***** Data section *****

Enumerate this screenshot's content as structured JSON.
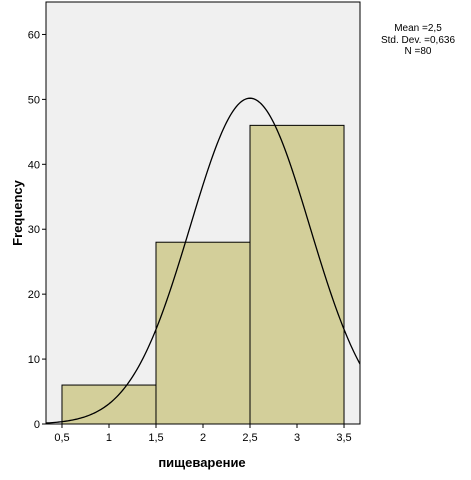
{
  "chart_data": {
    "type": "bar",
    "bins": [
      {
        "start": 0.5,
        "end": 1.5,
        "count": 6
      },
      {
        "start": 1.5,
        "end": 2.5,
        "count": 28
      },
      {
        "start": 2.5,
        "end": 3.5,
        "count": 46
      }
    ],
    "xlabel": "пищеварение",
    "ylabel": "Frequency",
    "xlim": [
      0.33,
      3.67
    ],
    "ylim": [
      0,
      65
    ],
    "xticks": [
      "0,5",
      "1",
      "1,5",
      "2",
      "2,5",
      "3",
      "3,5"
    ],
    "yticks": [
      "0",
      "10",
      "20",
      "30",
      "40",
      "50",
      "60"
    ],
    "normal_curve": {
      "mean": 2.5,
      "std": 0.636,
      "n": 80,
      "bin_width": 1
    },
    "stats": [
      "Mean =2,5",
      "Std. Dev. =0,636",
      "N =80"
    ],
    "colors": {
      "bar_fill": "#d3cf9a",
      "bar_stroke": "#000000",
      "plot_bg": "#f0f0f0",
      "curve": "#000000"
    },
    "grid": false,
    "legend_placement": "top-right"
  }
}
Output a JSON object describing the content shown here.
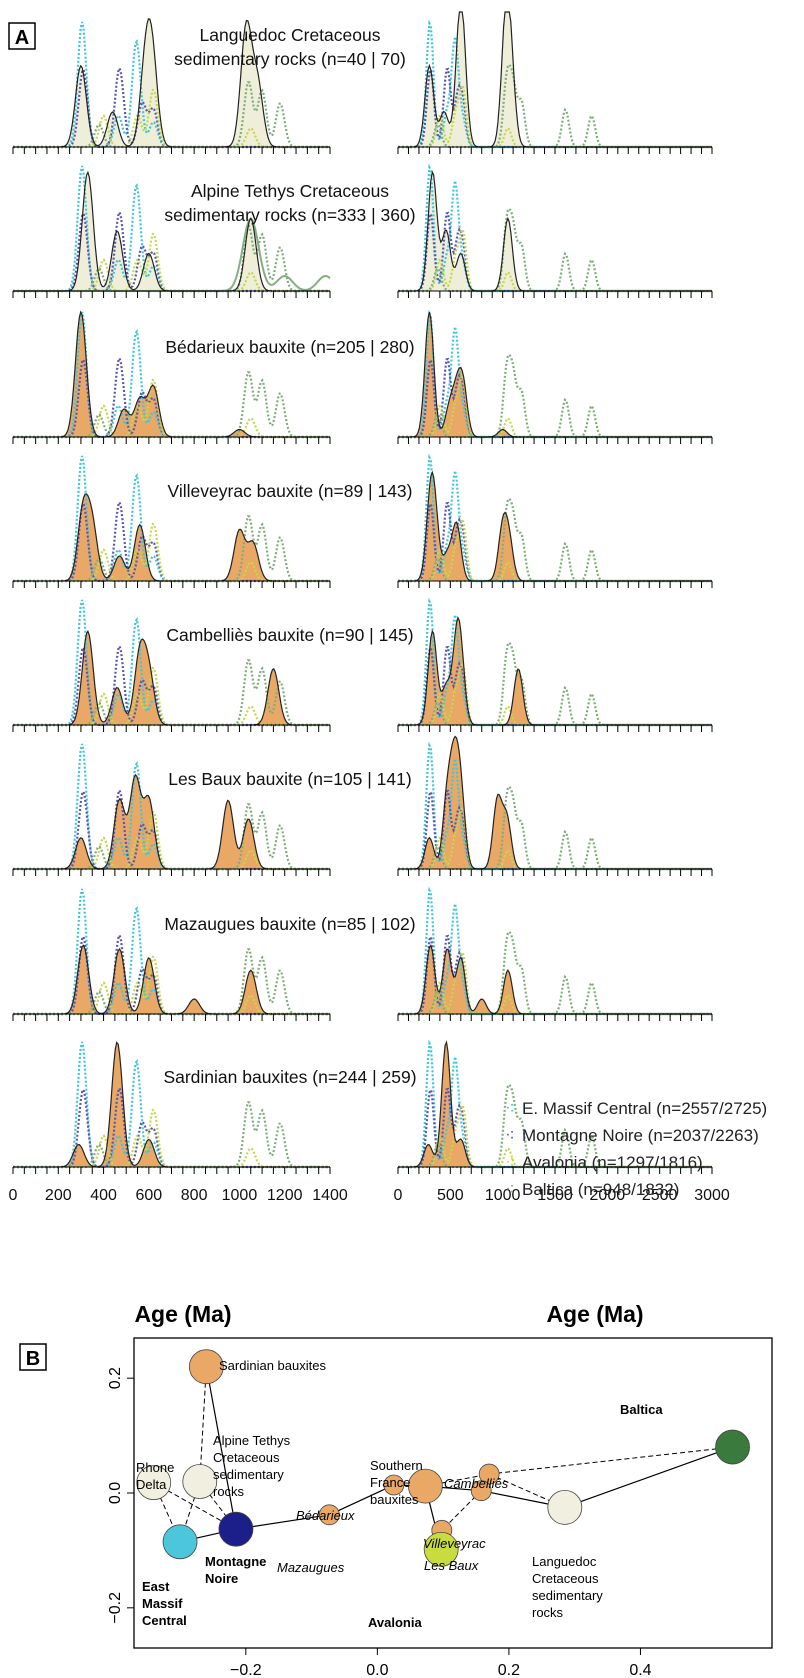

*****

- [Stated problem] For each line in the data above that contains the string "content", extract the line.

- [In response]
Enumerate this screenshot's content as structured JSON.
Output a JSON object describing the content shown here.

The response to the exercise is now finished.